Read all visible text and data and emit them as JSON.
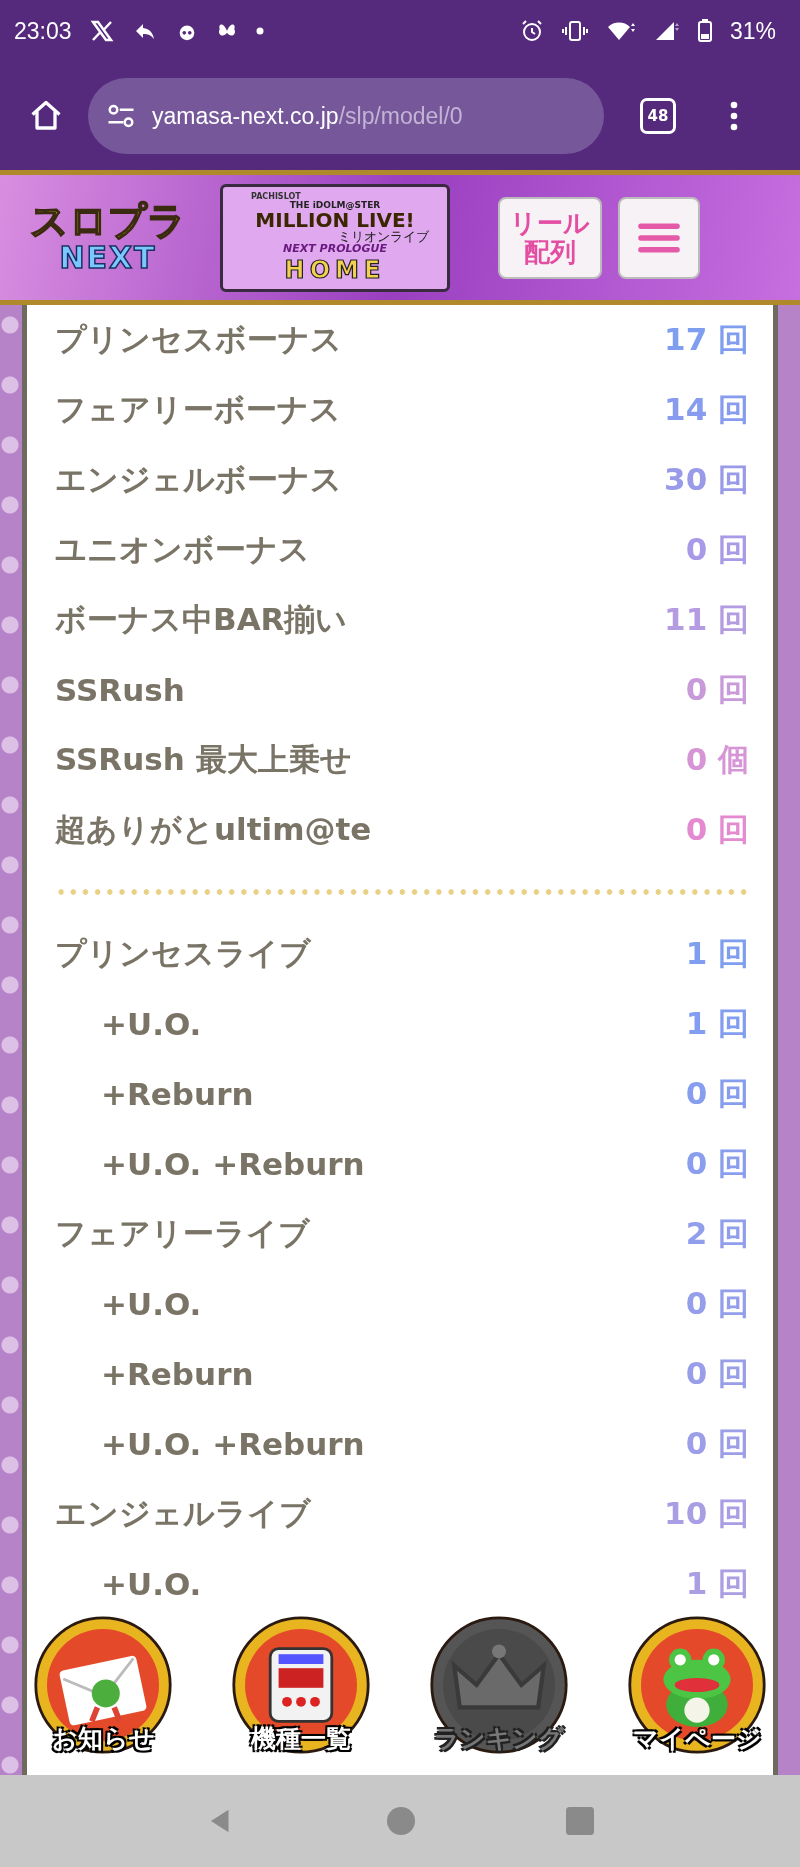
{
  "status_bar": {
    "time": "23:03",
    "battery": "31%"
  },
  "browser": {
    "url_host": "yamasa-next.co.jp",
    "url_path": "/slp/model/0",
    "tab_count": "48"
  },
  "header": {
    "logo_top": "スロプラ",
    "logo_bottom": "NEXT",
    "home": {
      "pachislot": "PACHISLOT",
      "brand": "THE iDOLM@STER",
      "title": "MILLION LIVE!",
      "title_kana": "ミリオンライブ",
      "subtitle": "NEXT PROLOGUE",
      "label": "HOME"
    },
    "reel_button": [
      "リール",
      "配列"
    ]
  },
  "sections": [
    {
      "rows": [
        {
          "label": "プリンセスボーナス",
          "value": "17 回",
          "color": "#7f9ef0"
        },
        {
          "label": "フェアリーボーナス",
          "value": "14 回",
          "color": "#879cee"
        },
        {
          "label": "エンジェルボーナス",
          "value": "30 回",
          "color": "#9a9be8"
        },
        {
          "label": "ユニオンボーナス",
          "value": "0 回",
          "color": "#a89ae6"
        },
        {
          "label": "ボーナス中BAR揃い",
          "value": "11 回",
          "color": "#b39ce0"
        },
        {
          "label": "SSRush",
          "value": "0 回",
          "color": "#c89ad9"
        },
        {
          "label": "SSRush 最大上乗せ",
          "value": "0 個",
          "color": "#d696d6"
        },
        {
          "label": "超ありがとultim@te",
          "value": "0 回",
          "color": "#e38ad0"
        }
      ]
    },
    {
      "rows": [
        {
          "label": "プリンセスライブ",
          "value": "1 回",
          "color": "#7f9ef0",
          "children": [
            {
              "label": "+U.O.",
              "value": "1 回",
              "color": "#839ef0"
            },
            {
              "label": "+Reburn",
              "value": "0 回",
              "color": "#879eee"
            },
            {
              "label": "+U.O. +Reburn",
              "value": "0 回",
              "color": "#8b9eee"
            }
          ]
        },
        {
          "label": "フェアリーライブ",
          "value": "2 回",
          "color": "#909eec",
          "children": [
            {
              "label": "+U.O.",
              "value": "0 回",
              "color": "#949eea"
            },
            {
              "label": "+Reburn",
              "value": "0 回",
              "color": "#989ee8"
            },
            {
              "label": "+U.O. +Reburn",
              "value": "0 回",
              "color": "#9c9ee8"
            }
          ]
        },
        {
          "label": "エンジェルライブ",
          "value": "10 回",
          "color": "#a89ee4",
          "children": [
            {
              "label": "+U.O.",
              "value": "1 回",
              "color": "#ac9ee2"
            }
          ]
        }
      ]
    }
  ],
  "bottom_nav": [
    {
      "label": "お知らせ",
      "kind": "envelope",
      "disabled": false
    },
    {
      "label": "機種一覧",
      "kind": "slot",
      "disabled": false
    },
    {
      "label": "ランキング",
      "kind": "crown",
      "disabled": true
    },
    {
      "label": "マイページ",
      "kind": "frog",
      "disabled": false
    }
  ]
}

|---|

## [Stated exercise]
From start to finish, output the listing exactly, but omit its pictures.

## [Response to this exercise]
Read all visible text and data and emit them as JSON.
{
  "status_bar": {
    "time": "23:03",
    "battery": "31%"
  },
  "browser": {
    "url_host": "yamasa-next.co.jp",
    "url_path": "/slp/model/0",
    "tab_count": "48"
  },
  "header": {
    "logo_top": "スロプラ",
    "logo_bottom": "NEXT",
    "home": {
      "pachislot": "PACHISLOT",
      "brand": "THE iDOLM@STER",
      "title": "MILLION LIVE!",
      "title_kana": "ミリオンライブ",
      "subtitle": "NEXT PROLOGUE",
      "label": "HOME"
    },
    "reel_button": [
      "リール",
      "配列"
    ]
  },
  "sections": [
    {
      "rows": [
        {
          "label": "プリンセスボーナス",
          "value": "17 回",
          "color": "#7f9ef0"
        },
        {
          "label": "フェアリーボーナス",
          "value": "14 回",
          "color": "#879cee"
        },
        {
          "label": "エンジェルボーナス",
          "value": "30 回",
          "color": "#9a9be8"
        },
        {
          "label": "ユニオンボーナス",
          "value": "0 回",
          "color": "#a89ae6"
        },
        {
          "label": "ボーナス中BAR揃い",
          "value": "11 回",
          "color": "#b39ce0"
        },
        {
          "label": "SSRush",
          "value": "0 回",
          "color": "#c89ad9"
        },
        {
          "label": "SSRush 最大上乗せ",
          "value": "0 個",
          "color": "#d696d6"
        },
        {
          "label": "超ありがとultim@te",
          "value": "0 回",
          "color": "#e38ad0"
        }
      ]
    },
    {
      "rows": [
        {
          "label": "プリンセスライブ",
          "value": "1 回",
          "color": "#7f9ef0",
          "children": [
            {
              "label": "+U.O.",
              "value": "1 回",
              "color": "#839ef0"
            },
            {
              "label": "+Reburn",
              "value": "0 回",
              "color": "#879eee"
            },
            {
              "label": "+U.O. +Reburn",
              "value": "0 回",
              "color": "#8b9eee"
            }
          ]
        },
        {
          "label": "フェアリーライブ",
          "value": "2 回",
          "color": "#909eec",
          "children": [
            {
              "label": "+U.O.",
              "value": "0 回",
              "color": "#949eea"
            },
            {
              "label": "+Reburn",
              "value": "0 回",
              "color": "#989ee8"
            },
            {
              "label": "+U.O. +Reburn",
              "value": "0 回",
              "color": "#9c9ee8"
            }
          ]
        },
        {
          "label": "エンジェルライブ",
          "value": "10 回",
          "color": "#a89ee4",
          "children": [
            {
              "label": "+U.O.",
              "value": "1 回",
              "color": "#ac9ee2"
            }
          ]
        }
      ]
    }
  ],
  "bottom_nav": [
    {
      "label": "お知らせ",
      "kind": "envelope",
      "disabled": false
    },
    {
      "label": "機種一覧",
      "kind": "slot",
      "disabled": false
    },
    {
      "label": "ランキング",
      "kind": "crown",
      "disabled": true
    },
    {
      "label": "マイページ",
      "kind": "frog",
      "disabled": false
    }
  ]
}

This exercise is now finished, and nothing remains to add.